According to the article on the IBM and AT&T cloud deal, who wrote on a blog that the deal appealed to "fearful firms"?

Source document:
▬▬▬
NEW YORK (TheStreet) -- The deal announced Wednesday between IBM (IBM) and AT&T (T) to join forces for building secure corporate clouds was seen by ComputerWorld's Richi Jennings on his blog as appealing to "fearful firms."
But it reminds me of something very important about cloud technology and how it's evolving. As Greg Johnsen wrote at Wired a few months ago, "the future belongs to cloud-networked companies."
The future is not about "a" cloud, or "the" cloud. It's about a network of compatible clouds, clouds that can move workloads anywhere, which have redundancy, which are, in short, everything the Internet itself is.
▬▬▬
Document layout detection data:
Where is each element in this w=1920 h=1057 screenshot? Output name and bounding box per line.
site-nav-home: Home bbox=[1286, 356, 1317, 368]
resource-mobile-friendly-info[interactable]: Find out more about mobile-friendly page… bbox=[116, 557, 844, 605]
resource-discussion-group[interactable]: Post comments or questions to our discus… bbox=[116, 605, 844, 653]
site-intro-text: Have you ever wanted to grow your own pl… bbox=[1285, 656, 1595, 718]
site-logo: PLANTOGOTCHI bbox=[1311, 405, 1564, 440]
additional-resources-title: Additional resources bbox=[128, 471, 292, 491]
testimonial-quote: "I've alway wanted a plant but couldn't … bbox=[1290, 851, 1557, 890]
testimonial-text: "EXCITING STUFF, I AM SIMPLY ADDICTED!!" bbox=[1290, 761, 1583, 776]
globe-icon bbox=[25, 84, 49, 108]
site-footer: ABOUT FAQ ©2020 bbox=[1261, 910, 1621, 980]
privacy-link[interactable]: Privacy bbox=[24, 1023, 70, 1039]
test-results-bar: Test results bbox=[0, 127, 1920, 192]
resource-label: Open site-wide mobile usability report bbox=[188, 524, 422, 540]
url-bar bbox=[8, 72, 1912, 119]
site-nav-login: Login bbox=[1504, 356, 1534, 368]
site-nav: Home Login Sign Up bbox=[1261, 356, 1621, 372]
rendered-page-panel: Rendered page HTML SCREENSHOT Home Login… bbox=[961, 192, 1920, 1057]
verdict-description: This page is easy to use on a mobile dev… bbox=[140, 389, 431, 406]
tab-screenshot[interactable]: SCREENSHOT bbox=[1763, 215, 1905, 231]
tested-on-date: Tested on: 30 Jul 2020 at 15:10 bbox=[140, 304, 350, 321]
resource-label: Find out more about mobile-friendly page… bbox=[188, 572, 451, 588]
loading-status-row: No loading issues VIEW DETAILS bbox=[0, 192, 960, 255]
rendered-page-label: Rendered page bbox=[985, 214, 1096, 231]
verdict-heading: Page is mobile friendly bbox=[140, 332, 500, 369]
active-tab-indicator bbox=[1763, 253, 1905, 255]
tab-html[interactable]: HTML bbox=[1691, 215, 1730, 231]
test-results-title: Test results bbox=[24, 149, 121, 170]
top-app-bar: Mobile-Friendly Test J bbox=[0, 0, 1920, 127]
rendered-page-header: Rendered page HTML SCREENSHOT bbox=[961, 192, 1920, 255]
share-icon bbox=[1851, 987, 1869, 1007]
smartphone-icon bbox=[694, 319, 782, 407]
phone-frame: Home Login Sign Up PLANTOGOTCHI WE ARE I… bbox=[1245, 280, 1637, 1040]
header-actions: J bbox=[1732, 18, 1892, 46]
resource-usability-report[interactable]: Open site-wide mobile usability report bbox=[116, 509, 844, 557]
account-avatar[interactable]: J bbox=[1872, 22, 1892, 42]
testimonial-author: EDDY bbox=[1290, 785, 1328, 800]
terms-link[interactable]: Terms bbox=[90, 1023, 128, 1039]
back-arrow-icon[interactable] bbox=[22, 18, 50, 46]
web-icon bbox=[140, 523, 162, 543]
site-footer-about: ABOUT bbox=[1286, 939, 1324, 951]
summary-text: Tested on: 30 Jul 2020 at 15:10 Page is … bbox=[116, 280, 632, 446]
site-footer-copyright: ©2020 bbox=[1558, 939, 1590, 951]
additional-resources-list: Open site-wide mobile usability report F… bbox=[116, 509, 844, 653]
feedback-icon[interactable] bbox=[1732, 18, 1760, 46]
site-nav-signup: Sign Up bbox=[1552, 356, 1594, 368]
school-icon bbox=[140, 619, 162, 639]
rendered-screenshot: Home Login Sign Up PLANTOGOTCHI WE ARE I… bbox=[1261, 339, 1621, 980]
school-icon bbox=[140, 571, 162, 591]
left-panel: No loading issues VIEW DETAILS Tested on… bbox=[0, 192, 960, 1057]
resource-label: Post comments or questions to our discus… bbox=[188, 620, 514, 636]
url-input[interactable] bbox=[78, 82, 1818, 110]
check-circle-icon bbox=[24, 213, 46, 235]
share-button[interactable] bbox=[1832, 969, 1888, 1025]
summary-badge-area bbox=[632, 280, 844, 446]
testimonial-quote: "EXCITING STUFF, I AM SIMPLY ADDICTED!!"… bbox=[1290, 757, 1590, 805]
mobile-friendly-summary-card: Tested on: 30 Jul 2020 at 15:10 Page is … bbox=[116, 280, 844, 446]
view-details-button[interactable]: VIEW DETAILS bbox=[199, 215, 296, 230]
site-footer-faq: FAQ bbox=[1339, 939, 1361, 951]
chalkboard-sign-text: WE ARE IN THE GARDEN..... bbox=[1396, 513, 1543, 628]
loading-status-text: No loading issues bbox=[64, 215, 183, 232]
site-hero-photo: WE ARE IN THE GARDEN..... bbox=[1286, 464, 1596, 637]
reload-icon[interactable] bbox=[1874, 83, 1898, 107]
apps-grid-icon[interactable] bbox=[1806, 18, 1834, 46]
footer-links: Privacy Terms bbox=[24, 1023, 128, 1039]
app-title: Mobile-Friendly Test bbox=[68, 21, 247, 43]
▬▬▬
Response to the exercise:
ComputerWorld's Richi Jennings